SHORT TASK ▸ Read the records below and copy each line that contains "Wärmepumpe".

__________

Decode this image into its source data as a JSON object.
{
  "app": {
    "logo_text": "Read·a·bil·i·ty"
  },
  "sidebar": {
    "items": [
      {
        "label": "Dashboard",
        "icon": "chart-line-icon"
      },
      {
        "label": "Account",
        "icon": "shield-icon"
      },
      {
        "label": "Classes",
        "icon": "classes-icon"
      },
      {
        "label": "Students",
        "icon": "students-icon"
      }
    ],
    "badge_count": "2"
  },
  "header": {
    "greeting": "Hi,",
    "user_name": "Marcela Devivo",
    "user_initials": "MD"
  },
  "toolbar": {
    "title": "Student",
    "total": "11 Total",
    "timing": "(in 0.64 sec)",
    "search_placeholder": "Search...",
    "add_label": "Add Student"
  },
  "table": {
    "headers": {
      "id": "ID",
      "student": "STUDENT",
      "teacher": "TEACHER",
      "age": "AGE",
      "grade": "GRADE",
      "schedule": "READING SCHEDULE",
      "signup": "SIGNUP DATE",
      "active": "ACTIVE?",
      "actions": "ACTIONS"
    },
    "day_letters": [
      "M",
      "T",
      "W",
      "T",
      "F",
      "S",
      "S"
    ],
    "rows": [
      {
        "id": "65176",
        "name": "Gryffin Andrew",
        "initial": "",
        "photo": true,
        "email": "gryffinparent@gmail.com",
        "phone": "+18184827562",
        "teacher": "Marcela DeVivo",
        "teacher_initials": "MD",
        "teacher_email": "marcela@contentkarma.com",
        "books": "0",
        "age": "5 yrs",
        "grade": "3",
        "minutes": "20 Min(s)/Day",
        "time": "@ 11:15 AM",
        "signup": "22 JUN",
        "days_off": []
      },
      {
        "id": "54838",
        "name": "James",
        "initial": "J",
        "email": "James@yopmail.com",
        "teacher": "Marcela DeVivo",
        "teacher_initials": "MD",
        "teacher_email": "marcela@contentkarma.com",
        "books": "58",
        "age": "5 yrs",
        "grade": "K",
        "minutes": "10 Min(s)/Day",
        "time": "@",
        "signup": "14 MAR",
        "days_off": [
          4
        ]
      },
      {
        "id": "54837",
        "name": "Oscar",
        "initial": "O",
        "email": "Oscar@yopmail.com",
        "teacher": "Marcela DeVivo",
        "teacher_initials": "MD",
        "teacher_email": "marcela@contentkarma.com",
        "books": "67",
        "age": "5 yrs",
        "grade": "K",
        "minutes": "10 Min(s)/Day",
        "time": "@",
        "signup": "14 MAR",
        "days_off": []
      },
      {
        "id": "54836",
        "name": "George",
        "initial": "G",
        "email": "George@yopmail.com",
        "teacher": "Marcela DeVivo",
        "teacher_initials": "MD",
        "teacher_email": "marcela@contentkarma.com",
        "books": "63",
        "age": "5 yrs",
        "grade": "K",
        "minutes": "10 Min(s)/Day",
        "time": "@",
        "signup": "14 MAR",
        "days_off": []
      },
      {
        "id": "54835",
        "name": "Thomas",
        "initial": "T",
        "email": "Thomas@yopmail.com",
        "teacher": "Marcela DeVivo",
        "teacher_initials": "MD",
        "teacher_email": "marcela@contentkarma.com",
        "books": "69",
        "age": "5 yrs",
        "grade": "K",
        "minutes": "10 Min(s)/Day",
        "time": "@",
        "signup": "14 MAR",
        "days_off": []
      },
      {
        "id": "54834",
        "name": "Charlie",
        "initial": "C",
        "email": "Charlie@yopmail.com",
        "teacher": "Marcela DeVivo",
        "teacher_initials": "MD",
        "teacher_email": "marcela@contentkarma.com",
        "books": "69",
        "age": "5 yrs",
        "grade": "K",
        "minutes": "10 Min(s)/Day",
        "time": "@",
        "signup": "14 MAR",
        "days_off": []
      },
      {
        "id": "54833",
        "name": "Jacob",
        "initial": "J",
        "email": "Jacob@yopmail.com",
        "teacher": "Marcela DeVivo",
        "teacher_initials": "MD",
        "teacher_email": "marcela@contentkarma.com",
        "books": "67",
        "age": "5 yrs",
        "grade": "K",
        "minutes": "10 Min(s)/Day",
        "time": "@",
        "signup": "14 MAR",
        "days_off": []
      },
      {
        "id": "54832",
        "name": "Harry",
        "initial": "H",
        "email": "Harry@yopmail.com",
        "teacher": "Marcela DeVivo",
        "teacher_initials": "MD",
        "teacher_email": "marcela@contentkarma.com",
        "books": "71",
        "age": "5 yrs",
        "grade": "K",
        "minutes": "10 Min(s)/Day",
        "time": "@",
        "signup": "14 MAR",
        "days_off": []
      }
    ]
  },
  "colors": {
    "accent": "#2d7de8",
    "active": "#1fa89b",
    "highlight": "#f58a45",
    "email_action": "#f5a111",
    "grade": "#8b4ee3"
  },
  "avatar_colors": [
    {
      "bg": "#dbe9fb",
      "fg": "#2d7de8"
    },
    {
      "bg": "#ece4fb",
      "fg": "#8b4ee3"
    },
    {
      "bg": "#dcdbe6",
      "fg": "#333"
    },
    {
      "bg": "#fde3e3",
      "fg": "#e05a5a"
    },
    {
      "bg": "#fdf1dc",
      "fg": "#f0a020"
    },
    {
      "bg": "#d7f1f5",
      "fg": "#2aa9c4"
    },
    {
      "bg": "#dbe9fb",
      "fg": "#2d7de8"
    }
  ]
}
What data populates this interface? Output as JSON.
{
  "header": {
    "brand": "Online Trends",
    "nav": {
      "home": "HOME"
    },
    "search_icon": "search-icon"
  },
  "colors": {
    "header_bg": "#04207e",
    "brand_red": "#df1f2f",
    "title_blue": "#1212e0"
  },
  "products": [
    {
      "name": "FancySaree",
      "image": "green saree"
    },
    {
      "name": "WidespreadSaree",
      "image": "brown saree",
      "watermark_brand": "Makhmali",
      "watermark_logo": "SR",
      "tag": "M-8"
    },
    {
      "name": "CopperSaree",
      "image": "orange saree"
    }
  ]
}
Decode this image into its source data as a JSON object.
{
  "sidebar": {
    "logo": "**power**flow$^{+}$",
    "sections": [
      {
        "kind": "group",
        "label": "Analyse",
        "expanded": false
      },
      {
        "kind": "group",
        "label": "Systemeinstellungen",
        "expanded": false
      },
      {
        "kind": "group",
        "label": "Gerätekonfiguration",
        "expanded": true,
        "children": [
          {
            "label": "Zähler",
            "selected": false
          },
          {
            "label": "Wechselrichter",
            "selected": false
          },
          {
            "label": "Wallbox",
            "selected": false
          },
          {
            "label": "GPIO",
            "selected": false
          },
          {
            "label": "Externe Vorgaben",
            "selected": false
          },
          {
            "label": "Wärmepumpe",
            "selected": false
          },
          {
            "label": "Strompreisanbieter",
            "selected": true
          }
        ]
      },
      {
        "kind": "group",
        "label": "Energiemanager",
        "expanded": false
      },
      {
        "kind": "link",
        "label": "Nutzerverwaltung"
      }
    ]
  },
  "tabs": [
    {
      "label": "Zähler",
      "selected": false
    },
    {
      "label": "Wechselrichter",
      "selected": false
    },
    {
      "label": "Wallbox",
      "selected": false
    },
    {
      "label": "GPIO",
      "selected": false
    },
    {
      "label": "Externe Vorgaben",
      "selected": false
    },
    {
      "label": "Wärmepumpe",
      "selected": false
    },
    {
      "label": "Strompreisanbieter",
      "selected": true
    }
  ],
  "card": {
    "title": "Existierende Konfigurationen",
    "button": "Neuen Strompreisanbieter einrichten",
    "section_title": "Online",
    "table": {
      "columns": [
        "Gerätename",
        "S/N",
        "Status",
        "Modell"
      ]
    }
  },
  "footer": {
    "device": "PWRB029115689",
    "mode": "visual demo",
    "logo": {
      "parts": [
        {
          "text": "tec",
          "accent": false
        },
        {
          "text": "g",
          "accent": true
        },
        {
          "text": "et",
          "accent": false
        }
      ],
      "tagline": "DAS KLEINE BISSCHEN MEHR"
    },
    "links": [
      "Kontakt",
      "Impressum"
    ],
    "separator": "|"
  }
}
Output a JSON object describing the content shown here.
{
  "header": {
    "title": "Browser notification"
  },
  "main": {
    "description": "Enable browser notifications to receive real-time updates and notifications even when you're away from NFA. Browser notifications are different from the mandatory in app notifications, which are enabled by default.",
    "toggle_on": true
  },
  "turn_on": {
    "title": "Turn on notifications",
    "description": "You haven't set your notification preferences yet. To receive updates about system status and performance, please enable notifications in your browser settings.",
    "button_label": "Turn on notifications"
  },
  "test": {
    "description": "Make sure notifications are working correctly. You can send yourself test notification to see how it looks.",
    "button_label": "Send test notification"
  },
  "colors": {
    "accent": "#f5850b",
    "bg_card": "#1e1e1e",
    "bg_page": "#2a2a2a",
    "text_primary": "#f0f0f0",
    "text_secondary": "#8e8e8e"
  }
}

__________

EXERCISE ANSWER ▸
            "label": "Wärmepumpe",
      "label": "Wärmepumpe",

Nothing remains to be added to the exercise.